--- start DATA PROVIDED ---
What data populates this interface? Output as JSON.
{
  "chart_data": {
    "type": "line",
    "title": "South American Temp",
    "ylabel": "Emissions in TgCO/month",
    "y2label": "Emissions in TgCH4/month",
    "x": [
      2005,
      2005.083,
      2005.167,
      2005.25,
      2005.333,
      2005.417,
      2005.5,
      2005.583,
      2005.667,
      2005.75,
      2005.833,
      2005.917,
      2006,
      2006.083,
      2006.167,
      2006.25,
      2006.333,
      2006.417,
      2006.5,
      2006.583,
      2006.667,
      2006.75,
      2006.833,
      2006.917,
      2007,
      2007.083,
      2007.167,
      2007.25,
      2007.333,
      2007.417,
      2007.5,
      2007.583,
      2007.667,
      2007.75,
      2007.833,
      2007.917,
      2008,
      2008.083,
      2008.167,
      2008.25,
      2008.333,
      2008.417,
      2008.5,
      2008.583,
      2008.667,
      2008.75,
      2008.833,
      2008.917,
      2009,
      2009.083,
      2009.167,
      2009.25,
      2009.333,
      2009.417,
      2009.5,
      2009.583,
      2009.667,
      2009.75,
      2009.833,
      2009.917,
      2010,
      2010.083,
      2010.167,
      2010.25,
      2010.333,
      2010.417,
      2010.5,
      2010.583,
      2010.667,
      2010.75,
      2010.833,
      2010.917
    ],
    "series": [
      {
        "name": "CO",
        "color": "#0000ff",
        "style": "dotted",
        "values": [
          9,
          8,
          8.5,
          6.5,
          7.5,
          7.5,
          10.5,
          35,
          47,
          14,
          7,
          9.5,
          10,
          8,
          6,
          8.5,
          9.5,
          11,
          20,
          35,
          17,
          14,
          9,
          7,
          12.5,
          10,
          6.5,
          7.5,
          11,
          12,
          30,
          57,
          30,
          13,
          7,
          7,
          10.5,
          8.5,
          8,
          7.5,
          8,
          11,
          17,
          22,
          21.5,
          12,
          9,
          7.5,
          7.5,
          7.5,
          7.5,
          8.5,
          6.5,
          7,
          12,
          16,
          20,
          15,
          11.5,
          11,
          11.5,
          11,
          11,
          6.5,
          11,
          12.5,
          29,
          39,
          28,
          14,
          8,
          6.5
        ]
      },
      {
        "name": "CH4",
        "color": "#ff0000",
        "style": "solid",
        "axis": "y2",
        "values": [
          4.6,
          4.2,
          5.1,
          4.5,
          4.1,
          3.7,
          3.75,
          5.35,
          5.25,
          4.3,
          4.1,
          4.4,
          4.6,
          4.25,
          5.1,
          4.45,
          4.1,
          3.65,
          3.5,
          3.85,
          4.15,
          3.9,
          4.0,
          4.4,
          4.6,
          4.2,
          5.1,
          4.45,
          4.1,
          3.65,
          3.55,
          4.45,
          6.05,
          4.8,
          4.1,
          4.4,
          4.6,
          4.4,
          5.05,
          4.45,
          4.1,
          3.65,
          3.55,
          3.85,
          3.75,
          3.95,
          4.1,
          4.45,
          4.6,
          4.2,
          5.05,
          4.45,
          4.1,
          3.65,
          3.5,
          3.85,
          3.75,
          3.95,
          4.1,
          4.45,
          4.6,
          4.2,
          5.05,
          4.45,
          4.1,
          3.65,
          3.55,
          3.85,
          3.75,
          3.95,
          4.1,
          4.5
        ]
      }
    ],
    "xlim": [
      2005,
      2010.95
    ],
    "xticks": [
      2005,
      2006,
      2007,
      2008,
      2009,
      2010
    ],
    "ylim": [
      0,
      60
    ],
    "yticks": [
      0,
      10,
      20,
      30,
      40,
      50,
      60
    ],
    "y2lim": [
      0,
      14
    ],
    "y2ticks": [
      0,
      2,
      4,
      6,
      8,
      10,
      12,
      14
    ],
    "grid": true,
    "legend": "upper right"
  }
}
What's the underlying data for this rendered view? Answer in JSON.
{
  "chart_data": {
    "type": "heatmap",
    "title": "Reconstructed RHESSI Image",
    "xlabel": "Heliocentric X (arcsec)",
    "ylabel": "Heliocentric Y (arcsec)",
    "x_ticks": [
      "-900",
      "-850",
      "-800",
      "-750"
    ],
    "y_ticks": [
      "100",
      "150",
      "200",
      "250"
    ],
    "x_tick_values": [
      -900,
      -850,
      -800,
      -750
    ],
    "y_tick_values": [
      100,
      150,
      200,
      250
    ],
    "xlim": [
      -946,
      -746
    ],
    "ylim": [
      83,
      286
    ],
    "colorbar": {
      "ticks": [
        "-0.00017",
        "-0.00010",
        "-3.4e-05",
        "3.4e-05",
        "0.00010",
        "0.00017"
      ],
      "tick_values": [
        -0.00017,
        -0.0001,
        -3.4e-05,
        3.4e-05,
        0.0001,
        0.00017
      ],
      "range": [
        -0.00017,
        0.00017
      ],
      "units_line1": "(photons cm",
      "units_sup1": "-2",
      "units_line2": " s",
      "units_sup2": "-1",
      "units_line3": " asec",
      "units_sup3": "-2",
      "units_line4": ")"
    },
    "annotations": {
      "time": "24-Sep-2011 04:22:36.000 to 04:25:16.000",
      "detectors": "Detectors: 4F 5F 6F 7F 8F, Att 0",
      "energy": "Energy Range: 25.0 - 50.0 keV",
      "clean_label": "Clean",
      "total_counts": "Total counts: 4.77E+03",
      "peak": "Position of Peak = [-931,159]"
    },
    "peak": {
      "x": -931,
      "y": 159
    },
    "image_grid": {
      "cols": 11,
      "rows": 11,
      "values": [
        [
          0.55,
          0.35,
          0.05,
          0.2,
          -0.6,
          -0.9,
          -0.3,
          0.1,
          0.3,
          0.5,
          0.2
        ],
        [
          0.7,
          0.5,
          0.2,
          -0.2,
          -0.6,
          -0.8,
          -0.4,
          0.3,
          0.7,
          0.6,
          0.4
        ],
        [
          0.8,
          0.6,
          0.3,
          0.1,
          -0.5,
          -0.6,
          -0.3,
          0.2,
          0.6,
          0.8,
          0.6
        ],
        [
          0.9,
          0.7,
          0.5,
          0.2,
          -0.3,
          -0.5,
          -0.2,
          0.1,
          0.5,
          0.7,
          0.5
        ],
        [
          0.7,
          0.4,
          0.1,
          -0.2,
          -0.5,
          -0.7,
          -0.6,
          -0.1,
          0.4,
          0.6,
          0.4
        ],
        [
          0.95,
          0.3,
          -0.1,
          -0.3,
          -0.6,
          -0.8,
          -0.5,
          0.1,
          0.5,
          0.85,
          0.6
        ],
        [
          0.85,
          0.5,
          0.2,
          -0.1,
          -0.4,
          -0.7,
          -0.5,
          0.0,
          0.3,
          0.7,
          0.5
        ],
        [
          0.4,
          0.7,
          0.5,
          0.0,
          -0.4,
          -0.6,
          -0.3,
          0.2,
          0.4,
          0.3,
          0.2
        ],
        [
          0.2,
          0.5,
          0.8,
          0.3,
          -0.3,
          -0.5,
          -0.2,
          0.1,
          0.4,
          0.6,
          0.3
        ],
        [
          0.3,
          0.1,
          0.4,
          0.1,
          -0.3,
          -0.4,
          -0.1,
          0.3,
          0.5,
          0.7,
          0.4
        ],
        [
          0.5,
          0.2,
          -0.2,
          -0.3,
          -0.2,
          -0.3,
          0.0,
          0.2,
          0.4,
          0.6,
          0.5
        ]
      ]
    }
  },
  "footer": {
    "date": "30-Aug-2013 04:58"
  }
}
--- end DATA PROVIDED ---
• [GIVEN REQUEST]:
Give the complete listing a second time, exactly as it reads.

• [SOLUTION BELOW]:
What data populates this interface? Output as JSON.
{
  "chart_data": {
    "type": "line",
    "title": "South American Temp",
    "ylabel": "Emissions in TgCO/month",
    "y2label": "Emissions in TgCH4/month",
    "x": [
      2005,
      2005.083,
      2005.167,
      2005.25,
      2005.333,
      2005.417,
      2005.5,
      2005.583,
      2005.667,
      2005.75,
      2005.833,
      2005.917,
      2006,
      2006.083,
      2006.167,
      2006.25,
      2006.333,
      2006.417,
      2006.5,
      2006.583,
      2006.667,
      2006.75,
      2006.833,
      2006.917,
      2007,
      2007.083,
      2007.167,
      2007.25,
      2007.333,
      2007.417,
      2007.5,
      2007.583,
      2007.667,
      2007.75,
      2007.833,
      2007.917,
      2008,
      2008.083,
      2008.167,
      2008.25,
      2008.333,
      2008.417,
      2008.5,
      2008.583,
      2008.667,
      2008.75,
      2008.833,
      2008.917,
      2009,
      2009.083,
      2009.167,
      2009.25,
      2009.333,
      2009.417,
      2009.5,
      2009.583,
      2009.667,
      2009.75,
      2009.833,
      2009.917,
      2010,
      2010.083,
      2010.167,
      2010.25,
      2010.333,
      2010.417,
      2010.5,
      2010.583,
      2010.667,
      2010.75,
      2010.833,
      2010.917
    ],
    "series": [
      {
        "name": "CO",
        "color": "#0000ff",
        "style": "dotted",
        "values": [
          9,
          8,
          8.5,
          6.5,
          7.5,
          7.5,
          10.5,
          35,
          47,
          14,
          7,
          9.5,
          10,
          8,
          6,
          8.5,
          9.5,
          11,
          20,
          35,
          17,
          14,
          9,
          7,
          12.5,
          10,
          6.5,
          7.5,
          11,
          12,
          30,
          57,
          30,
          13,
          7,
          7,
          10.5,
          8.5,
          8,
          7.5,
          8,
          11,
          17,
          22,
          21.5,
          12,
          9,
          7.5,
          7.5,
          7.5,
          7.5,
          8.5,
          6.5,
          7,
          12,
          16,
          20,
          15,
          11.5,
          11,
          11.5,
          11,
          11,
          6.5,
          11,
          12.5,
          29,
          39,
          28,
          14,
          8,
          6.5
        ]
      },
      {
        "name": "CH4",
        "color": "#ff0000",
        "style": "solid",
        "axis": "y2",
        "values": [
          4.6,
          4.2,
          5.1,
          4.5,
          4.1,
          3.7,
          3.75,
          5.35,
          5.25,
          4.3,
          4.1,
          4.4,
          4.6,
          4.25,
          5.1,
          4.45,
          4.1,
          3.65,
          3.5,
          3.85,
          4.15,
          3.9,
          4.0,
          4.4,
          4.6,
          4.2,
          5.1,
          4.45,
          4.1,
          3.65,
          3.55,
          4.45,
          6.05,
          4.8,
          4.1,
          4.4,
          4.6,
          4.4,
          5.05,
          4.45,
          4.1,
          3.65,
          3.55,
          3.85,
          3.75,
          3.95,
          4.1,
          4.45,
          4.6,
          4.2,
          5.05,
          4.45,
          4.1,
          3.65,
          3.5,
          3.85,
          3.75,
          3.95,
          4.1,
          4.45,
          4.6,
          4.2,
          5.05,
          4.45,
          4.1,
          3.65,
          3.55,
          3.85,
          3.75,
          3.95,
          4.1,
          4.5
        ]
      }
    ],
    "xlim": [
      2005,
      2010.95
    ],
    "xticks": [
      2005,
      2006,
      2007,
      2008,
      2009,
      2010
    ],
    "ylim": [
      0,
      60
    ],
    "yticks": [
      0,
      10,
      20,
      30,
      40,
      50,
      60
    ],
    "y2lim": [
      0,
      14
    ],
    "y2ticks": [
      0,
      2,
      4,
      6,
      8,
      10,
      12,
      14
    ],
    "grid": true,
    "legend": "upper right"
  }
}
What's the underlying data for this rendered view? Answer in JSON.
{
  "chart_data": {
    "type": "heatmap",
    "title": "Reconstructed RHESSI Image",
    "xlabel": "Heliocentric X (arcsec)",
    "ylabel": "Heliocentric Y (arcsec)",
    "x_ticks": [
      "-900",
      "-850",
      "-800",
      "-750"
    ],
    "y_ticks": [
      "100",
      "150",
      "200",
      "250"
    ],
    "x_tick_values": [
      -900,
      -850,
      -800,
      -750
    ],
    "y_tick_values": [
      100,
      150,
      200,
      250
    ],
    "xlim": [
      -946,
      -746
    ],
    "ylim": [
      83,
      286
    ],
    "colorbar": {
      "ticks": [
        "-0.00017",
        "-0.00010",
        "-3.4e-05",
        "3.4e-05",
        "0.00010",
        "0.00017"
      ],
      "tick_values": [
        -0.00017,
        -0.0001,
        -3.4e-05,
        3.4e-05,
        0.0001,
        0.00017
      ],
      "range": [
        -0.00017,
        0.00017
      ],
      "units_line1": "(photons cm",
      "units_sup1": "-2",
      "units_line2": " s",
      "units_sup2": "-1",
      "units_line3": " asec",
      "units_sup3": "-2",
      "units_line4": ")"
    },
    "annotations": {
      "time": "24-Sep-2011 04:22:36.000 to 04:25:16.000",
      "detectors": "Detectors: 4F 5F 6F 7F 8F, Att 0",
      "energy": "Energy Range: 25.0 - 50.0 keV",
      "clean_label": "Clean",
      "total_counts": "Total counts: 4.77E+03",
      "peak": "Position of Peak = [-931,159]"
    },
    "peak": {
      "x": -931,
      "y": 159
    },
    "image_grid": {
      "cols": 11,
      "rows": 11,
      "values": [
        [
          0.55,
          0.35,
          0.05,
          0.2,
          -0.6,
          -0.9,
          -0.3,
          0.1,
          0.3,
          0.5,
          0.2
        ],
        [
          0.7,
          0.5,
          0.2,
          -0.2,
          -0.6,
          -0.8,
          -0.4,
          0.3,
          0.7,
          0.6,
          0.4
        ],
        [
          0.8,
          0.6,
          0.3,
          0.1,
          -0.5,
          -0.6,
          -0.3,
          0.2,
          0.6,
          0.8,
          0.6
        ],
        [
          0.9,
          0.7,
          0.5,
          0.2,
          -0.3,
          -0.5,
          -0.2,
          0.1,
          0.5,
          0.7,
          0.5
        ],
        [
          0.7,
          0.4,
          0.1,
          -0.2,
          -0.5,
          -0.7,
          -0.6,
          -0.1,
          0.4,
          0.6,
          0.4
        ],
        [
          0.95,
          0.3,
          -0.1,
          -0.3,
          -0.6,
          -0.8,
          -0.5,
          0.1,
          0.5,
          0.85,
          0.6
        ],
        [
          0.85,
          0.5,
          0.2,
          -0.1,
          -0.4,
          -0.7,
          -0.5,
          0.0,
          0.3,
          0.7,
          0.5
        ],
        [
          0.4,
          0.7,
          0.5,
          0.0,
          -0.4,
          -0.6,
          -0.3,
          0.2,
          0.4,
          0.3,
          0.2
        ],
        [
          0.2,
          0.5,
          0.8,
          0.3,
          -0.3,
          -0.5,
          -0.2,
          0.1,
          0.4,
          0.6,
          0.3
        ],
        [
          0.3,
          0.1,
          0.4,
          0.1,
          -0.3,
          -0.4,
          -0.1,
          0.3,
          0.5,
          0.7,
          0.4
        ],
        [
          0.5,
          0.2,
          -0.2,
          -0.3,
          -0.2,
          -0.3,
          0.0,
          0.2,
          0.4,
          0.6,
          0.5
        ]
      ]
    }
  },
  "footer": {
    "date": "30-Aug-2013 04:58"
  }
}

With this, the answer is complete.